What is expected: Collect every line below that contains the word "elements" and copy each one. Case counts, so only lines with that exact capitalization qualify.

Data to process:
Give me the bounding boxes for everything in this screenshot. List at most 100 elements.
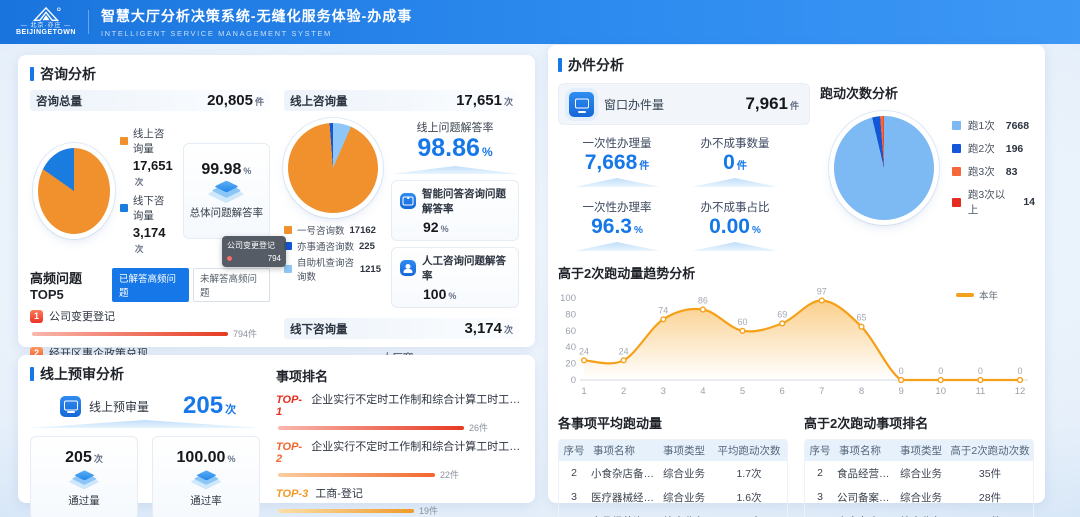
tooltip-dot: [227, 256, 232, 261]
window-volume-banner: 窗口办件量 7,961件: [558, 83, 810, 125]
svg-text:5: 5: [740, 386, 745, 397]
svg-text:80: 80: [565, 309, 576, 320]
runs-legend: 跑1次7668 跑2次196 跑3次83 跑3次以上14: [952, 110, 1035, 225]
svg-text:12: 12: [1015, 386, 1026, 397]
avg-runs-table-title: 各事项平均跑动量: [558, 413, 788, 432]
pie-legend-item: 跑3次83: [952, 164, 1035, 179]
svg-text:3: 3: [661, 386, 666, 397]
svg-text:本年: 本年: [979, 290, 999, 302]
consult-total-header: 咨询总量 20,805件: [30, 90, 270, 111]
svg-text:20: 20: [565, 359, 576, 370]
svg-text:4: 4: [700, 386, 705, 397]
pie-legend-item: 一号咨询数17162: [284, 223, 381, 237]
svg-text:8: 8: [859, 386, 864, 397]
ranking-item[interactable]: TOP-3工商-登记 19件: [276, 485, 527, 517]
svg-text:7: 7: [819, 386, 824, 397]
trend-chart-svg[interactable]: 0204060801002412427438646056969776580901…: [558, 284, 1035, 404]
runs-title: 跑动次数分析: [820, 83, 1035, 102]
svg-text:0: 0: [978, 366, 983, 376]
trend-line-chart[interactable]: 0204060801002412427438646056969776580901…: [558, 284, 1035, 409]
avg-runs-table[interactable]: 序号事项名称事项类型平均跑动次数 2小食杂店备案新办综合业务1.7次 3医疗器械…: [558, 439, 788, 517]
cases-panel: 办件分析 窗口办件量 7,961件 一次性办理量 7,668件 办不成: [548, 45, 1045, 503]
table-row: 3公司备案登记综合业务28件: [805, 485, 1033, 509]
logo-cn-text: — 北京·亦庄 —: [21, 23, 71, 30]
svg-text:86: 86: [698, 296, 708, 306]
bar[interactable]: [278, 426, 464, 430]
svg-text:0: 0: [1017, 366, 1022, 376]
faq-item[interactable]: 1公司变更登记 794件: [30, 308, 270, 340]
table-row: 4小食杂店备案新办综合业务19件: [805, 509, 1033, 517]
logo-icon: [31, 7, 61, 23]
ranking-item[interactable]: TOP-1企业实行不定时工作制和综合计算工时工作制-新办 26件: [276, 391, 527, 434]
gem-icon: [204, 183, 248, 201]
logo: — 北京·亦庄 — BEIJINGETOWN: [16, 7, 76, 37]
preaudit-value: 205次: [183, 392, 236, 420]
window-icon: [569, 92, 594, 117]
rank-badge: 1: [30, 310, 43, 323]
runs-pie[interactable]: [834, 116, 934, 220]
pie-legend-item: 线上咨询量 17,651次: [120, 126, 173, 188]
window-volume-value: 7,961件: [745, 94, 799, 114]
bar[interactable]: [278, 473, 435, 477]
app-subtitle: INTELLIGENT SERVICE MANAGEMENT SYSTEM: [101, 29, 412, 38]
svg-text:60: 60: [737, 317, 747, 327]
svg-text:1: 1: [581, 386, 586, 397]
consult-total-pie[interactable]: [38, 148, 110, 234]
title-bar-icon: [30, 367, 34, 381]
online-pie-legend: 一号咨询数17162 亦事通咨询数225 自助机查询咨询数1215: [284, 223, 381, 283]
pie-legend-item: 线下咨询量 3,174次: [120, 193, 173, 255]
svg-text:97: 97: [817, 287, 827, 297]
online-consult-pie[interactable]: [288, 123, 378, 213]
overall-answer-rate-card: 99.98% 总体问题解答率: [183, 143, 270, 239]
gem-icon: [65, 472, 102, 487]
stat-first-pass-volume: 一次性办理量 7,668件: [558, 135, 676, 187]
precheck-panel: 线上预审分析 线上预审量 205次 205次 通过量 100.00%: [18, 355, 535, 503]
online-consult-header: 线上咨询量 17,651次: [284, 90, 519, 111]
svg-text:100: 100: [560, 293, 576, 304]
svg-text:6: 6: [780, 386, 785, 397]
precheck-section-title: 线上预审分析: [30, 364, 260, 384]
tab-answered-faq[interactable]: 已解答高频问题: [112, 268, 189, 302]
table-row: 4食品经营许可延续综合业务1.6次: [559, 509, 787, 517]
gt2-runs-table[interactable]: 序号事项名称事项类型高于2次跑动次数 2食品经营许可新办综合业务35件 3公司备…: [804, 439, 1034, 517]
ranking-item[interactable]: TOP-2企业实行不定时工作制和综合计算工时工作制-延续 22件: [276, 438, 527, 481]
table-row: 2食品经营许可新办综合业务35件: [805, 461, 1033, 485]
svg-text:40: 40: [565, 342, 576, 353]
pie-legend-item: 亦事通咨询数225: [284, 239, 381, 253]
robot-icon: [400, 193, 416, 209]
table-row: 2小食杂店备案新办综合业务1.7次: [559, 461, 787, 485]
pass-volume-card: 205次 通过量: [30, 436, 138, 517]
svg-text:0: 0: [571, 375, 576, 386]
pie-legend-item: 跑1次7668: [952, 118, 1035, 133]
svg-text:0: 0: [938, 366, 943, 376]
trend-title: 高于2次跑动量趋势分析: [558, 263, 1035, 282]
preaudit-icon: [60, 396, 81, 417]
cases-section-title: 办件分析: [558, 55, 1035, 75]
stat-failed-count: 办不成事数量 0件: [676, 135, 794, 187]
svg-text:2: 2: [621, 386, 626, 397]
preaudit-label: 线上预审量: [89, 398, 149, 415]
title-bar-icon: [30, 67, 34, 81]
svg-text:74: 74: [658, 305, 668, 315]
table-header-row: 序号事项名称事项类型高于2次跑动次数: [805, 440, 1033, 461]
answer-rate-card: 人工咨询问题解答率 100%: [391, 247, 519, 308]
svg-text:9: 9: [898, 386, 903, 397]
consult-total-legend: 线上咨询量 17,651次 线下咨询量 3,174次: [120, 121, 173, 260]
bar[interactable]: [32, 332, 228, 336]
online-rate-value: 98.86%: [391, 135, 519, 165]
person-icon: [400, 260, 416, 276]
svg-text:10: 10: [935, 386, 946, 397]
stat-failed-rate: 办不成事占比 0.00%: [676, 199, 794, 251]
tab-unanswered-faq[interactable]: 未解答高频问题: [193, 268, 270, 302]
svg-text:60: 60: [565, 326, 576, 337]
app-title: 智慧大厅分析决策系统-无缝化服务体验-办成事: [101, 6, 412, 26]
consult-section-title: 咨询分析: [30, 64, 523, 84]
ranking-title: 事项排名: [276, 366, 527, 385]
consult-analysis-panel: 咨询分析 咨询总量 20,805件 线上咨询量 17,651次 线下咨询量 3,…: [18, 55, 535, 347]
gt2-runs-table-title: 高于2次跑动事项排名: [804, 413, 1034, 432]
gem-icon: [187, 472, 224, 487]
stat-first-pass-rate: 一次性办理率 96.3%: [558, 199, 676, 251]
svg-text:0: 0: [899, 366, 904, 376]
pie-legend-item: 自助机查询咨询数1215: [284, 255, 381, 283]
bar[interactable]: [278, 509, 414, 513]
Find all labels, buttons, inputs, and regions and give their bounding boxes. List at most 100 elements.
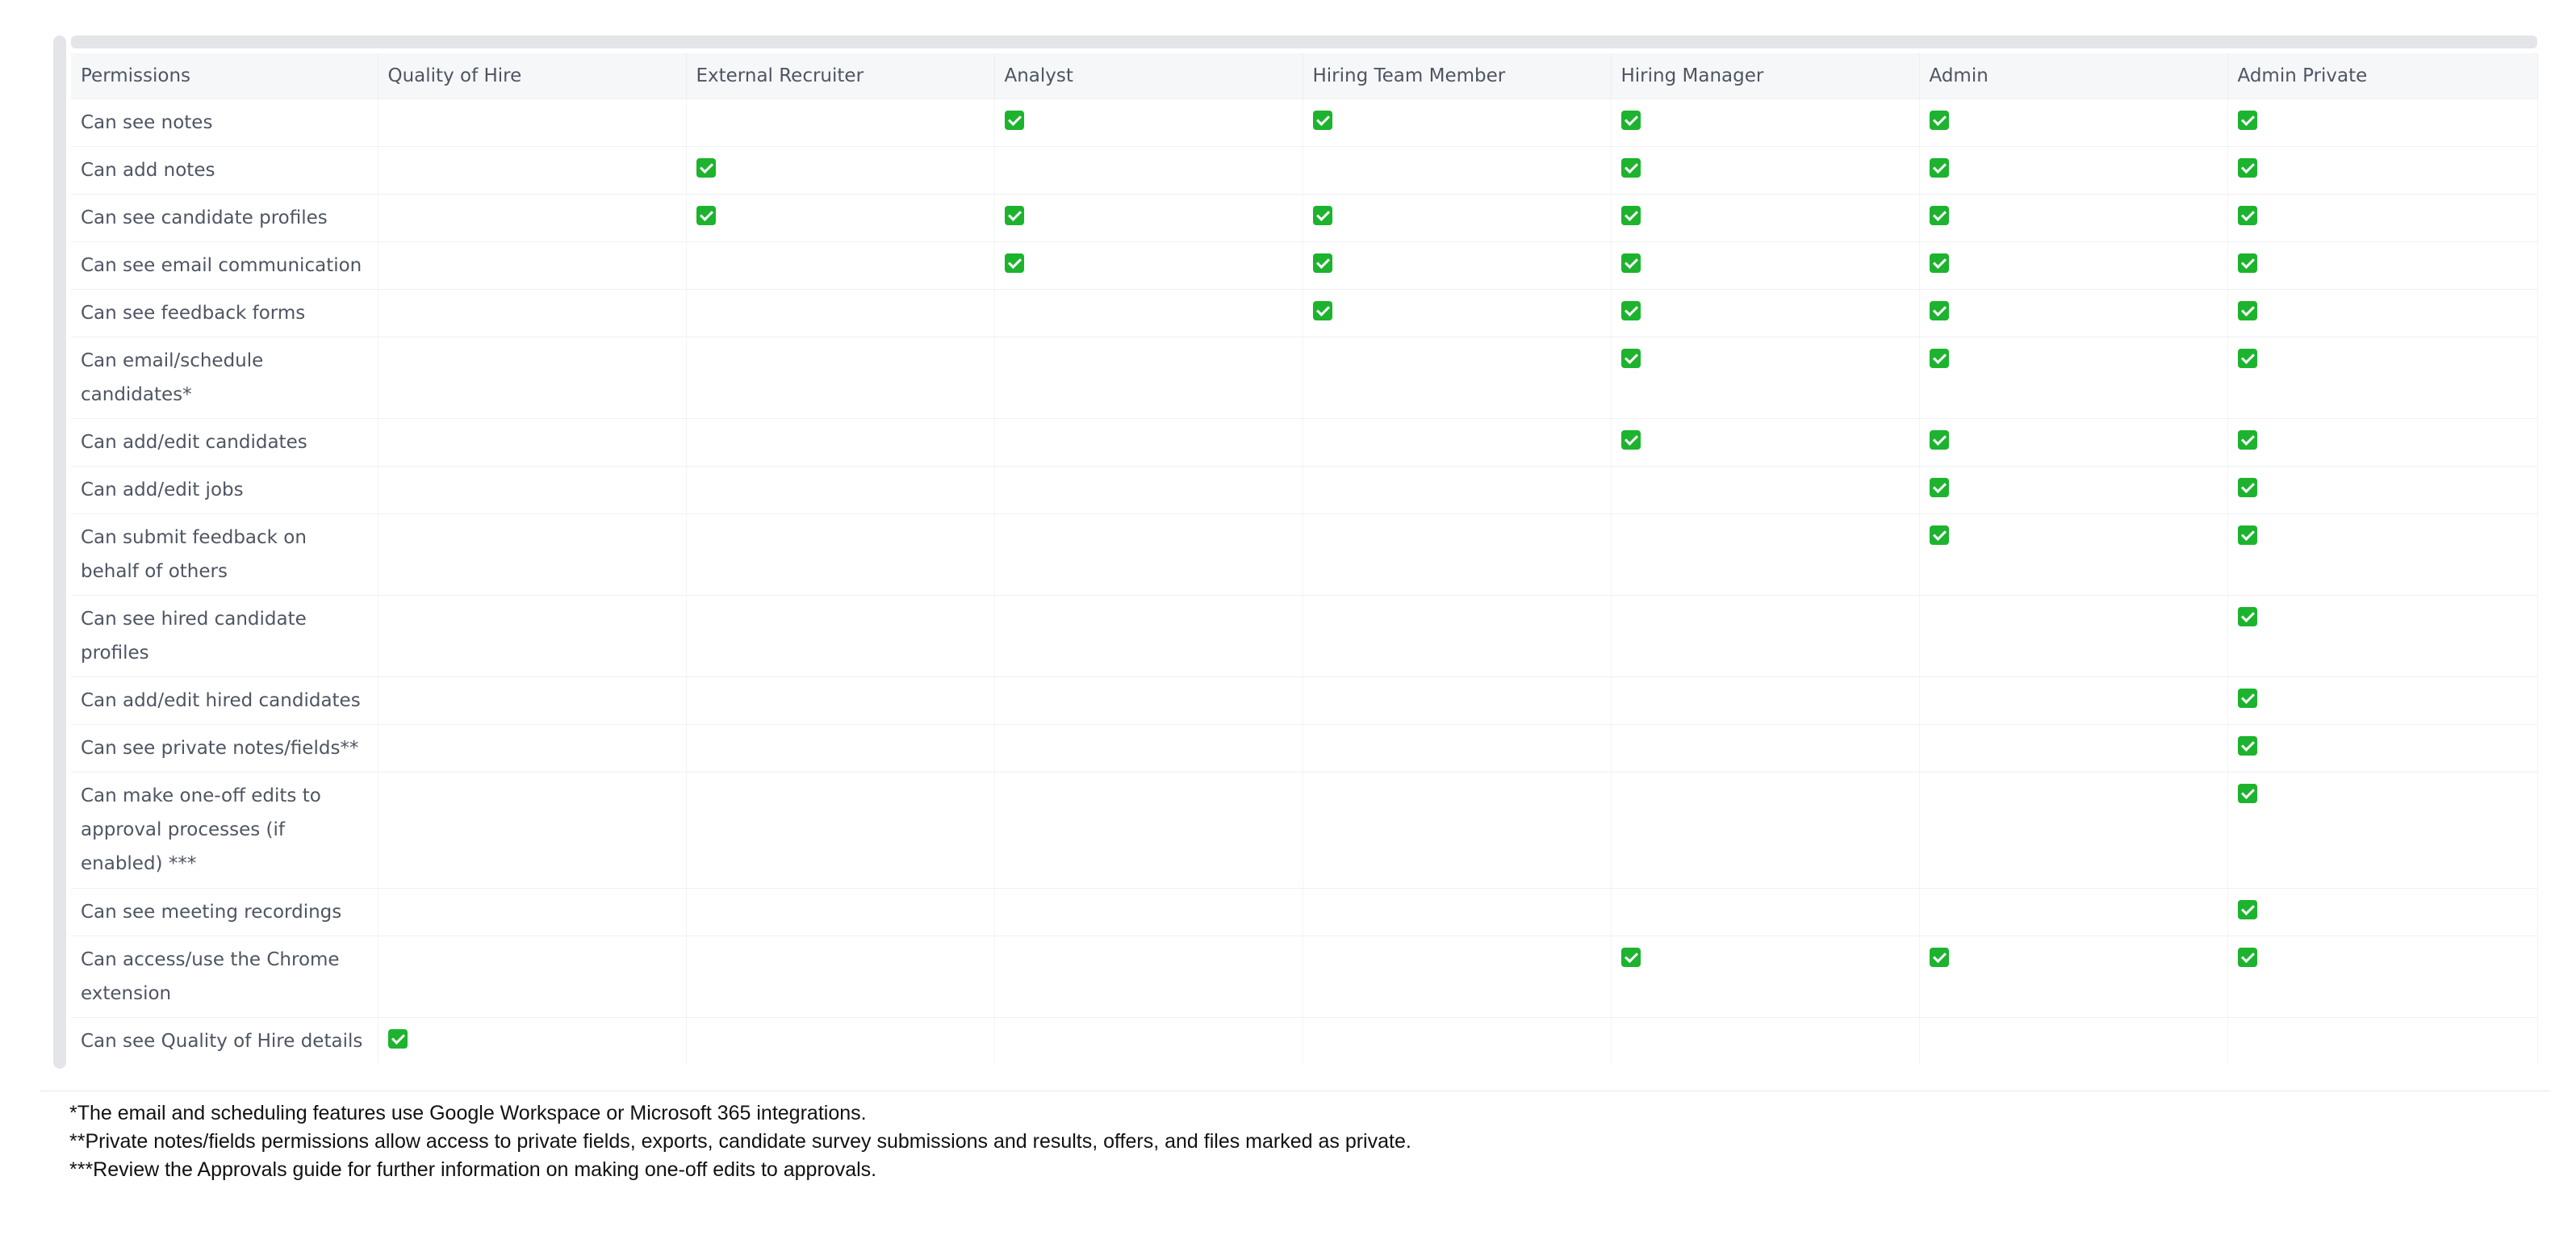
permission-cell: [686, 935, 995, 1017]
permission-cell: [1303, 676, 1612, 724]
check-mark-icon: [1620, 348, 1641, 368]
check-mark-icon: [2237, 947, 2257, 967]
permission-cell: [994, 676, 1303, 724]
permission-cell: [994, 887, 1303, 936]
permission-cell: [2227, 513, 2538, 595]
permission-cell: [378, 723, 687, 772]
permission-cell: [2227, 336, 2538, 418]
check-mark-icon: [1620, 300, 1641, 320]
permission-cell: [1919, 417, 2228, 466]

Solution below:
Give me the bounding boxes for everything in this screenshot. List at most 100 elements.
Find all labels, buttons, inputs, and regions and give their bounding boxes. List at most 100 elements.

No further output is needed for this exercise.